— Exercise goal —
Please rewrite the passage on government budgeting from "We need not" up to and including "take that form.", with "public funds" changed to "government money".

After the Finance department accepts the budget proposals of a Ministry or department, they are consolidated and put in the form of demands for grants. The demands for grants of various departments go into the expenditure segment of the budget. The demands for grants of departments are discussed in legislature. Once all the demands for grants are passed in parliament or State assembly, an Appropriation Act is passed which signals the legislative authorization for incurring expenditure. Thereafter, Finance department passes orders placing grants at the disposal of concerned departments according to the budget on the approved programmes and schemes.
We need not examine the budget process in detail for our theme which is centred on utilization of public funds. It is sufficient if we grasp the essential implications of the budgetary process for fund utilization. The budget does not approve outlay to any scheme as a lump sum provision. No government approvals except ex-gratia payments such as those for victims of natural disasters take that form.
The expenditure on a scheme is approved for various individual items. Without getting into too many details, we may note some items for getting a flavour of things. Thus expenditure on non-recurring and recurring items is separately authorized. Non-recurring expenditure is a one time expenditure. Recurring expenditure is continuous expenditure which is needed every year. This distinction often reflects the one between capital and revenue expenditure. Revenue expenditure is for current or ongoing expenditure. Capital expenditure generally results in creation or acquisition for assets like buildings, sheds or factories. It may be with loans or contributing to share capital for various entities.

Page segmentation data
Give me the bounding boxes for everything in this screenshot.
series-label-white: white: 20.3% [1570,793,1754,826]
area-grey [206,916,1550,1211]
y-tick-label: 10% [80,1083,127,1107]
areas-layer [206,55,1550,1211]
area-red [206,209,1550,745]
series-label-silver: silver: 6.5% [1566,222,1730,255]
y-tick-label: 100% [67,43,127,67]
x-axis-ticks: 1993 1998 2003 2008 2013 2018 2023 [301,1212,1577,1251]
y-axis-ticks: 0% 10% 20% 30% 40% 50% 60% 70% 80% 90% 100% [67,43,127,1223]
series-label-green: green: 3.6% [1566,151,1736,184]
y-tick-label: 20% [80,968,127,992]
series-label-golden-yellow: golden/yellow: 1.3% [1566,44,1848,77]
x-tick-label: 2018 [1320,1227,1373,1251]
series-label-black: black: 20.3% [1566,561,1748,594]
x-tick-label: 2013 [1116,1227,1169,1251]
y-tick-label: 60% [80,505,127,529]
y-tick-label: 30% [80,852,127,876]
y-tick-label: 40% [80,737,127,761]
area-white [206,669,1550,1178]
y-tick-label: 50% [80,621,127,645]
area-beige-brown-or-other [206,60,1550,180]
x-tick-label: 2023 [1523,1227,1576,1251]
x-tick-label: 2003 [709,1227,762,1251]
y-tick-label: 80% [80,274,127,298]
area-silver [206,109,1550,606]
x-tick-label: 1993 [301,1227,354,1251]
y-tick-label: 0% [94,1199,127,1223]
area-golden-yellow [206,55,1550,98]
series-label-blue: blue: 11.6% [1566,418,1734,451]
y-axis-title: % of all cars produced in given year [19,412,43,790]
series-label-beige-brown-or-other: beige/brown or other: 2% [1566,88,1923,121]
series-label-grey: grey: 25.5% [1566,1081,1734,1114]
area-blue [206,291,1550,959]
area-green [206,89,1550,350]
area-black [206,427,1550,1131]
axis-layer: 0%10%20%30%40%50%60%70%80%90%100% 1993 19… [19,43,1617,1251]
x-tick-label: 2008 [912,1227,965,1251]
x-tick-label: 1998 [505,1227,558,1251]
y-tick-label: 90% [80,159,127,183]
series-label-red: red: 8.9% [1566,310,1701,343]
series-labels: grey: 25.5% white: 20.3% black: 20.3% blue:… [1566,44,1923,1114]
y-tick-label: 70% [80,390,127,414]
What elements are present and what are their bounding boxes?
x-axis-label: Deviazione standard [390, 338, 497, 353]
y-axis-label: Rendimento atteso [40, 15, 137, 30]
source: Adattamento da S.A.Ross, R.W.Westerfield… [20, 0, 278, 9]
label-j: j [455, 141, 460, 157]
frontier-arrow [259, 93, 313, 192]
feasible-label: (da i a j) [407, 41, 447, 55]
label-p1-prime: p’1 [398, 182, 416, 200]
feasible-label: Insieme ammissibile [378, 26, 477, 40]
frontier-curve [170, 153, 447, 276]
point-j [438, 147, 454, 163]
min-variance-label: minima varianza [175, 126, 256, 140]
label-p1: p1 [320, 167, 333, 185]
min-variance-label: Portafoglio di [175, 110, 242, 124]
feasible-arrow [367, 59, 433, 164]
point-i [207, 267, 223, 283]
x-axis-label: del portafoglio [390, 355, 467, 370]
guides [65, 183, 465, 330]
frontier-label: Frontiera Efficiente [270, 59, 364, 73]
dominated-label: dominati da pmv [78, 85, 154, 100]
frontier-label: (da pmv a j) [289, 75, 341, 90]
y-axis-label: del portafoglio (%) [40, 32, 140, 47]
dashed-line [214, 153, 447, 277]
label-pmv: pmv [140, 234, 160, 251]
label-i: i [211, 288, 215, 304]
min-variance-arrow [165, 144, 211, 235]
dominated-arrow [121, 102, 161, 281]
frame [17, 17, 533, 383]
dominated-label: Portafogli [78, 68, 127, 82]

— Answer box —
We need not examine the budget process in detail for our theme which is centred on utilization of government money. It is sufficient if we grasp the essential implications of the budgetary process for fund utilization. The budget does not approve outlay to any scheme as a lump sum provision. No government approvals except ex-gratia payments such as those for victims of natural disasters take that form.